• _WHAT THE EXERCISE ASKS_: Compile every line that includes the word "type".

· · ·

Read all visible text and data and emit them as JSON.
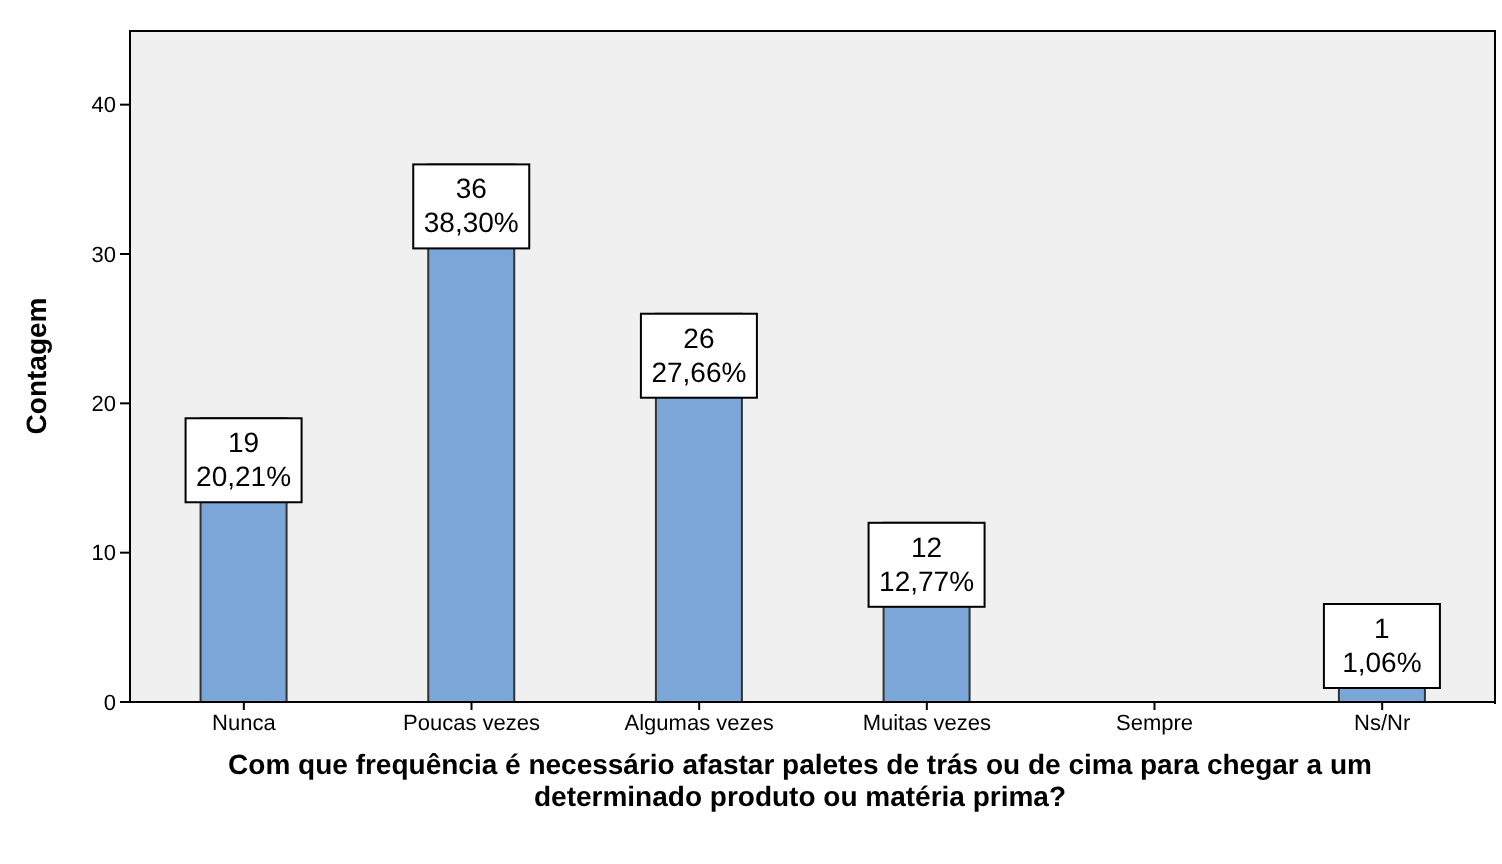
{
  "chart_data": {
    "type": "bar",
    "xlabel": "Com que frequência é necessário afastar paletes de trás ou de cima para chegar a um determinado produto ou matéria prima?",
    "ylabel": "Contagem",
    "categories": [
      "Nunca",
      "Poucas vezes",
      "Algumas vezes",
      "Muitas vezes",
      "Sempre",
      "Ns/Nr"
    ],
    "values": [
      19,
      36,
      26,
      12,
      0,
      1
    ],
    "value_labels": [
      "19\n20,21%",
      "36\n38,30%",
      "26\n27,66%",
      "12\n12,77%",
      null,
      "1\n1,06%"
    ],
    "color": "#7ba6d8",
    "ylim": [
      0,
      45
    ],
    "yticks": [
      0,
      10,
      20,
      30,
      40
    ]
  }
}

· · ·

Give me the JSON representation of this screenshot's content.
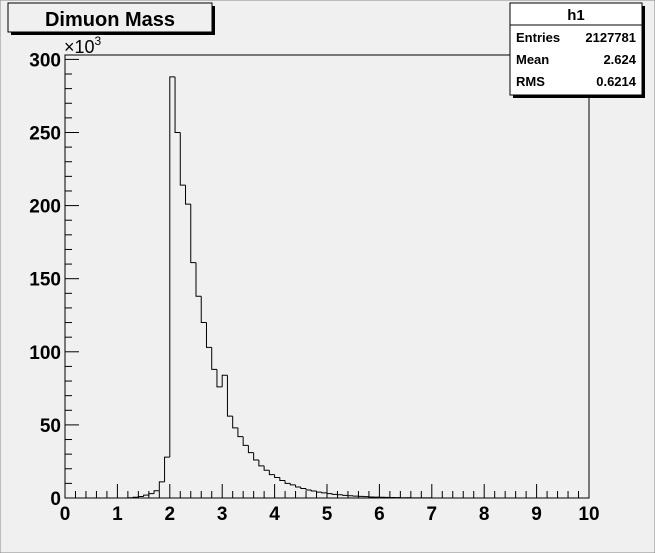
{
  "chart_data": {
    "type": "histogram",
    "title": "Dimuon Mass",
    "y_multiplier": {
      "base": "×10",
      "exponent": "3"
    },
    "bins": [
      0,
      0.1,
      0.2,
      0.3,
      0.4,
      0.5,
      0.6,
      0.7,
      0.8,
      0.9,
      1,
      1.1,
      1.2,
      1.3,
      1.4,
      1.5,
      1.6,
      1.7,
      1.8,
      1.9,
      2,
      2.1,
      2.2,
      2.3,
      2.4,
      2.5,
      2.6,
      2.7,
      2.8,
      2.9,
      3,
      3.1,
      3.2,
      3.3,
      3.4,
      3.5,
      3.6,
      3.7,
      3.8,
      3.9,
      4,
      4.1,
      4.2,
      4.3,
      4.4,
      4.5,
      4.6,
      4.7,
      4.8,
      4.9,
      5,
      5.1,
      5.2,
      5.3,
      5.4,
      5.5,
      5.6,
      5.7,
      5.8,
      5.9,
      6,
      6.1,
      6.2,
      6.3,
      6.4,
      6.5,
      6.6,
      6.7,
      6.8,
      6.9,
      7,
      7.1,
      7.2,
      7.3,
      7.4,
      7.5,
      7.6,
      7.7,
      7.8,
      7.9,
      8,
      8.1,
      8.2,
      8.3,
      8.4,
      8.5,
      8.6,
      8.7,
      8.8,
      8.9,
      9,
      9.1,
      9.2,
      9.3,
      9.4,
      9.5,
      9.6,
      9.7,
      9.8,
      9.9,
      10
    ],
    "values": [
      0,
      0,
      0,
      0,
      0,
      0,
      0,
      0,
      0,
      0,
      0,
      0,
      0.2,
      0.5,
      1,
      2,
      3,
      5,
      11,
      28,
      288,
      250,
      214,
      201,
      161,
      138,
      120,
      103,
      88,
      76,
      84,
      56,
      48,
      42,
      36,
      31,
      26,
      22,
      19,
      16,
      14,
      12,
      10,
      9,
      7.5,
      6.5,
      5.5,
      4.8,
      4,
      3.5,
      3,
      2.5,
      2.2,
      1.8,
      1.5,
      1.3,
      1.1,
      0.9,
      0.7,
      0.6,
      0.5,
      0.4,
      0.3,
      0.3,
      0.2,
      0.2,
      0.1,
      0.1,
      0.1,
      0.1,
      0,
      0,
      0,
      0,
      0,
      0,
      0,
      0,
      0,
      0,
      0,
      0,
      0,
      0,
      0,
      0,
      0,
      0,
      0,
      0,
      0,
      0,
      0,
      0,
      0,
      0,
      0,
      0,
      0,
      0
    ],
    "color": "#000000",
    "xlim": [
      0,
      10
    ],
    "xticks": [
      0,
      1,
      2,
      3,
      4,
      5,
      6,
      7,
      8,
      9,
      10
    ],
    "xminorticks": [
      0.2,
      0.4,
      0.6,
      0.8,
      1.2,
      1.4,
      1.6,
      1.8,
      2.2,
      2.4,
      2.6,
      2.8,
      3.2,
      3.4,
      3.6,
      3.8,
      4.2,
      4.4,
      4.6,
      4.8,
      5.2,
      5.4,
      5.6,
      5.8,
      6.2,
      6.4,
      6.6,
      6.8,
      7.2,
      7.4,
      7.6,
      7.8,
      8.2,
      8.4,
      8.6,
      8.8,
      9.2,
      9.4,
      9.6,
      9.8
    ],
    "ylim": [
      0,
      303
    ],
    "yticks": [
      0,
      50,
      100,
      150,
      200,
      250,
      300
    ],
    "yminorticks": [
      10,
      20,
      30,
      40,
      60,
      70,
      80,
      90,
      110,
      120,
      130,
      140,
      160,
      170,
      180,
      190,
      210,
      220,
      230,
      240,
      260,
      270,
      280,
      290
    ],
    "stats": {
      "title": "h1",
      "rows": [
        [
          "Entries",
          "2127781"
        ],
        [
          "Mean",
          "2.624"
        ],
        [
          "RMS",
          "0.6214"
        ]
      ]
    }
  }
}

· · ·

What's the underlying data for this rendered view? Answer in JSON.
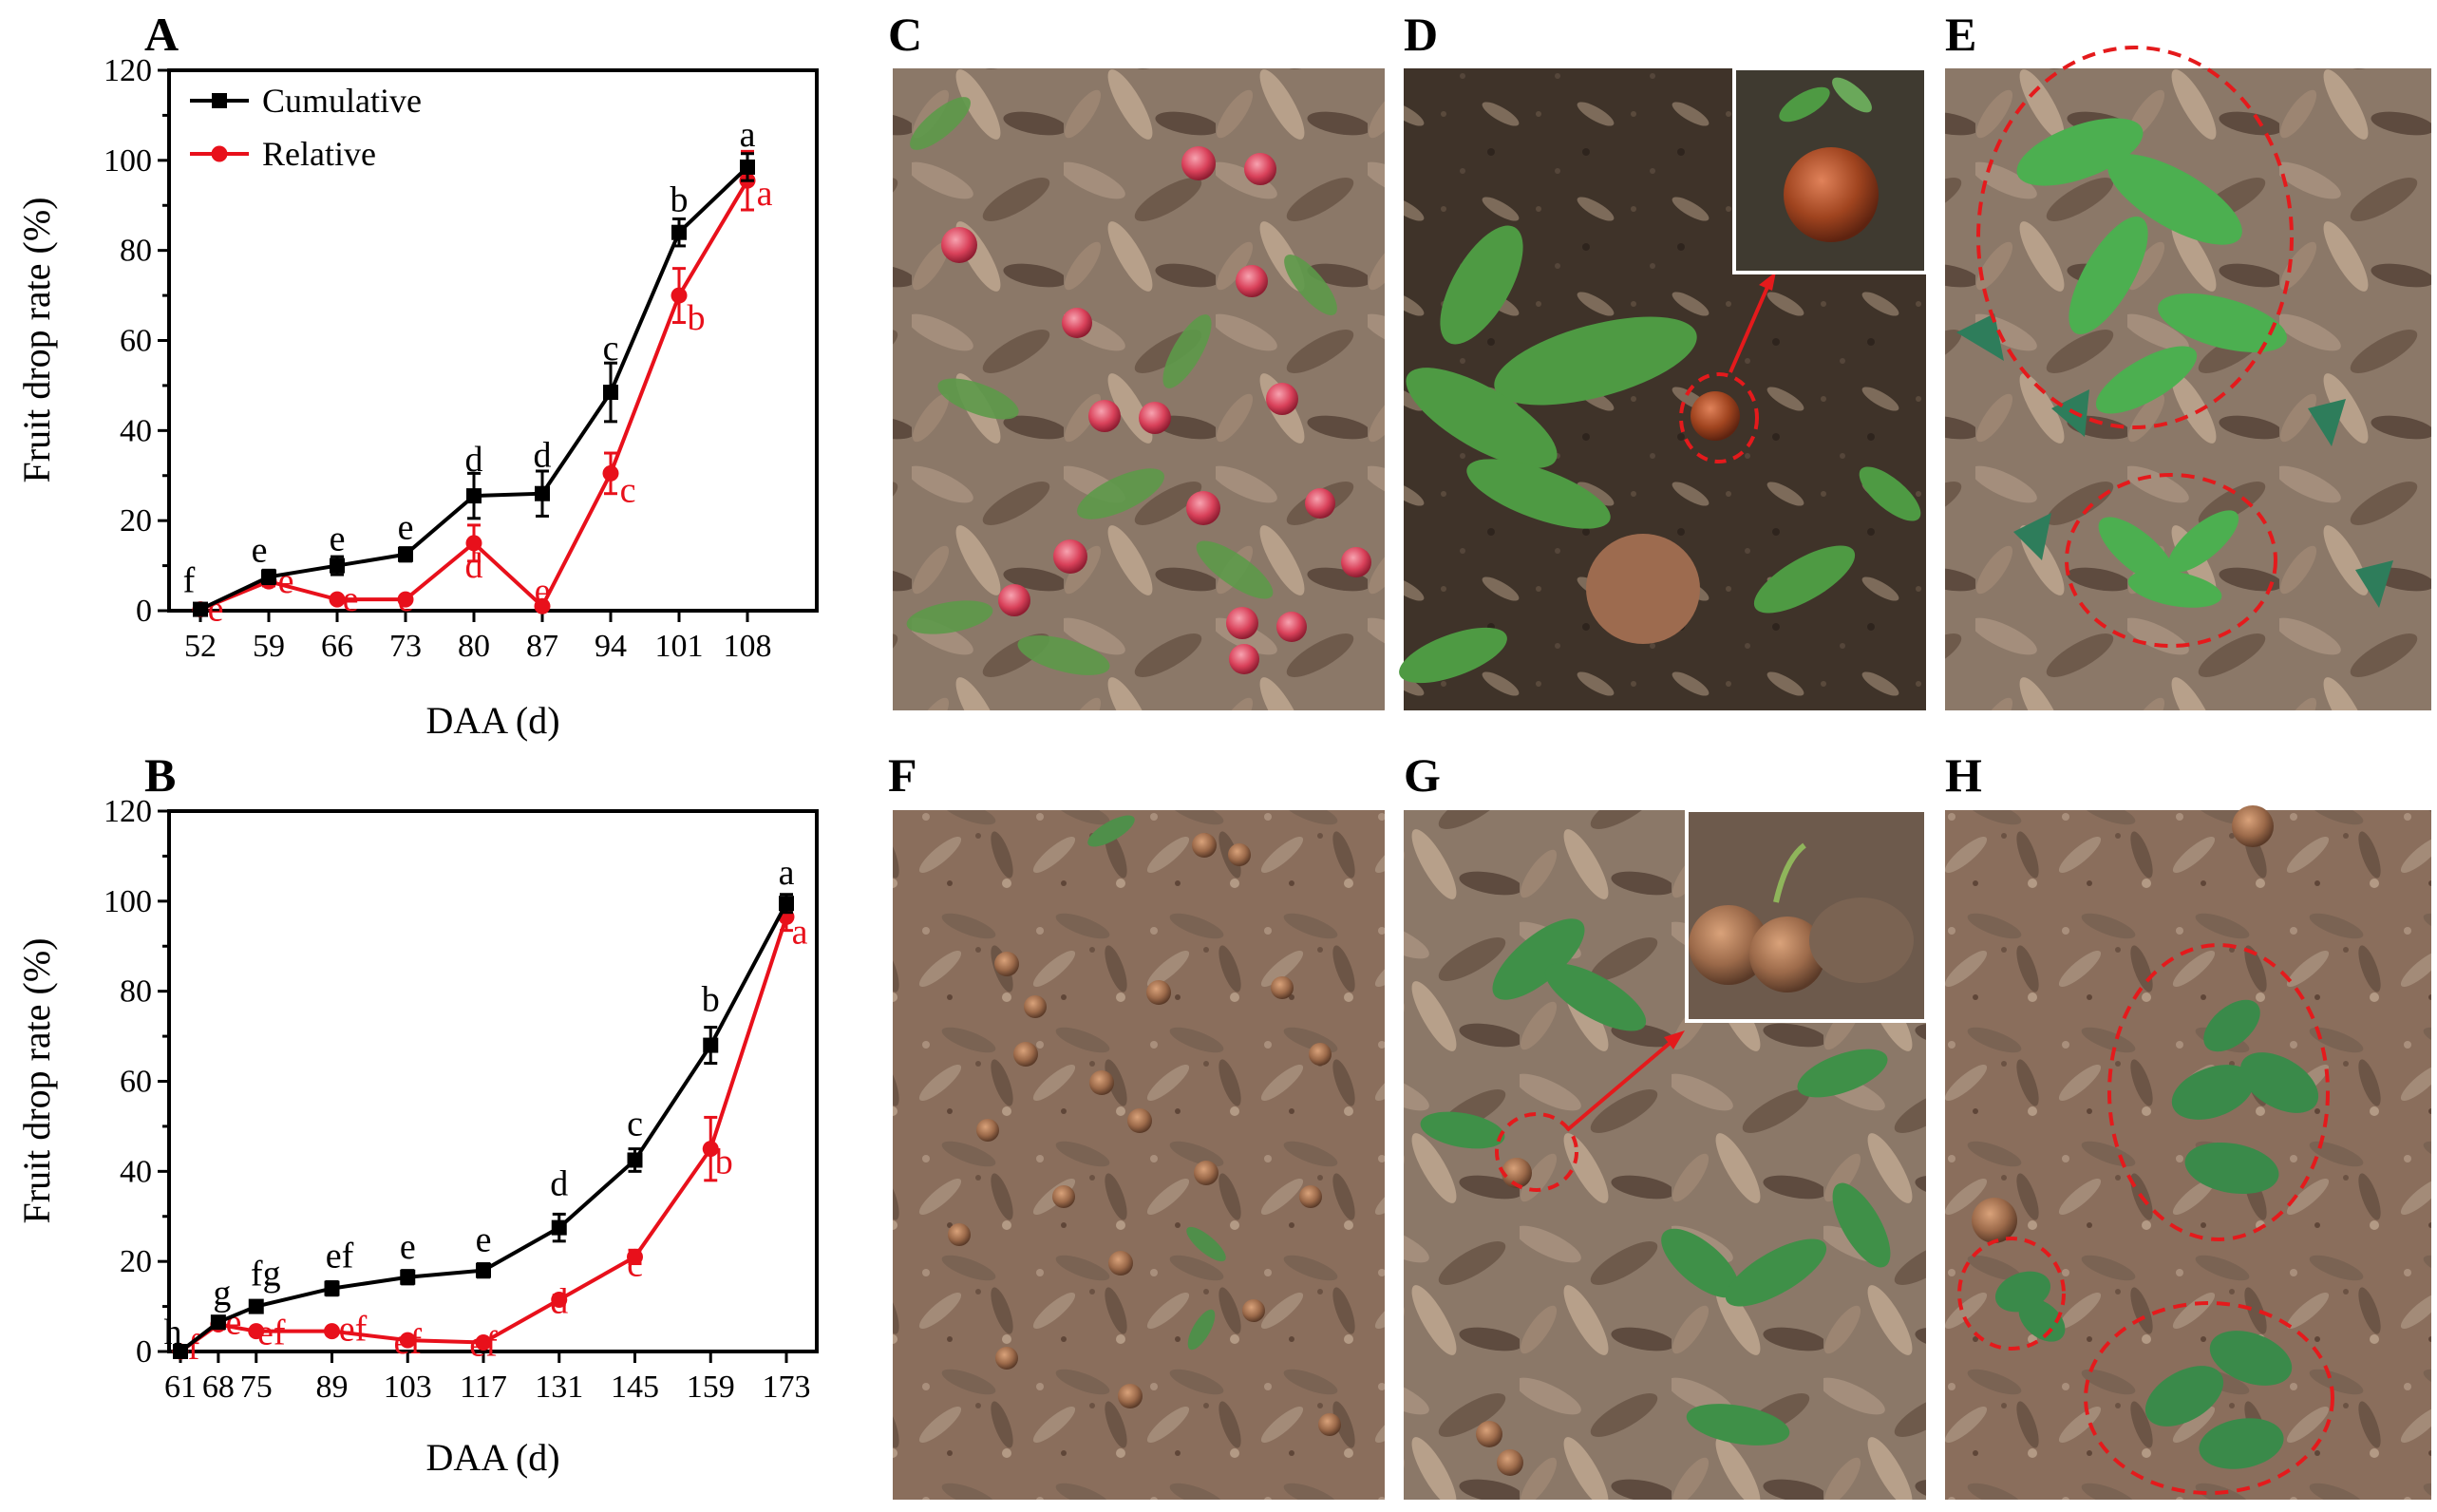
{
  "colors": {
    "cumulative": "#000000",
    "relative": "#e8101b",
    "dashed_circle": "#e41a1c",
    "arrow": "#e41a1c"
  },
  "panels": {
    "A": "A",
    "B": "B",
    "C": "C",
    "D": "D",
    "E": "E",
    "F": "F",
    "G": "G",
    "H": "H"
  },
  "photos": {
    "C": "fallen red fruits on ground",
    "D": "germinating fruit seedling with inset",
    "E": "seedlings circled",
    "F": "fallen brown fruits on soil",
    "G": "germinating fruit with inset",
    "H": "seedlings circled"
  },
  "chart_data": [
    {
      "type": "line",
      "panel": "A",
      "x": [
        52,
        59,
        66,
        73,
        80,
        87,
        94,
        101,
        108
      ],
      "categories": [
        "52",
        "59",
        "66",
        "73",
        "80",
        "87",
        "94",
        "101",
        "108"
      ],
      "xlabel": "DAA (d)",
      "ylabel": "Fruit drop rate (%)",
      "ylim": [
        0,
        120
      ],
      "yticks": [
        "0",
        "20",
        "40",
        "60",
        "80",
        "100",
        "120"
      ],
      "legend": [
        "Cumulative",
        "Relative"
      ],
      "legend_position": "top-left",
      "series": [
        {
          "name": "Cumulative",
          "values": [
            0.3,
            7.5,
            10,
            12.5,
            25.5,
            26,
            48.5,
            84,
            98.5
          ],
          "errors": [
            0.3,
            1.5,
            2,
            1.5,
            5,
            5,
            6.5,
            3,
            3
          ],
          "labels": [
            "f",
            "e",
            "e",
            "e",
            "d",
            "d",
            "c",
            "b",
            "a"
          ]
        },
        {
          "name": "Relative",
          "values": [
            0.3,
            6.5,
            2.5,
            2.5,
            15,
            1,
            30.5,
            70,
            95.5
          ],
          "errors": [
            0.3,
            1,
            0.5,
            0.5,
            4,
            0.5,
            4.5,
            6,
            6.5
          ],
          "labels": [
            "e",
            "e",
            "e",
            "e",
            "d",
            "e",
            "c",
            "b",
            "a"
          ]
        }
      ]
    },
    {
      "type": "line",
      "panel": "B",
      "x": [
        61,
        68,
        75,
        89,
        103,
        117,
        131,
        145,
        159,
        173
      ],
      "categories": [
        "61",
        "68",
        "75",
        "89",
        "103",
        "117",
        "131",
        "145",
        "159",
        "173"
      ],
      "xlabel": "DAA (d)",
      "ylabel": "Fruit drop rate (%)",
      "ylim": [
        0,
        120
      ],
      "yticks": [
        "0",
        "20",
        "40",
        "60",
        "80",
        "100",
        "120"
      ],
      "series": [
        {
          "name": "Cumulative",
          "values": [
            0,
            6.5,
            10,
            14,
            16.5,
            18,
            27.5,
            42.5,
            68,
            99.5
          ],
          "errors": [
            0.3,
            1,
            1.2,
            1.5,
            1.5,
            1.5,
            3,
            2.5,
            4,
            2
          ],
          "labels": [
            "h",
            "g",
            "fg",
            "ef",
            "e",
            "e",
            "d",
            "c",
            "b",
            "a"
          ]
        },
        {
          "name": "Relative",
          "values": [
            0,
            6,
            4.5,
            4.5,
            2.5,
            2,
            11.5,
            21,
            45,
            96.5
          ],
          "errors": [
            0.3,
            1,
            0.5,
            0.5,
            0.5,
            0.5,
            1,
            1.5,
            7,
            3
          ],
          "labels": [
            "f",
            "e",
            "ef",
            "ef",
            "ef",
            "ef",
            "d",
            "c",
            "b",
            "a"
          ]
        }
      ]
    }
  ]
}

· · ·

• _SOLUTION TO THE PROBLEM_:
    "type": "bar",
    "type": "histogram",
      "type": "line",
      "type": "line",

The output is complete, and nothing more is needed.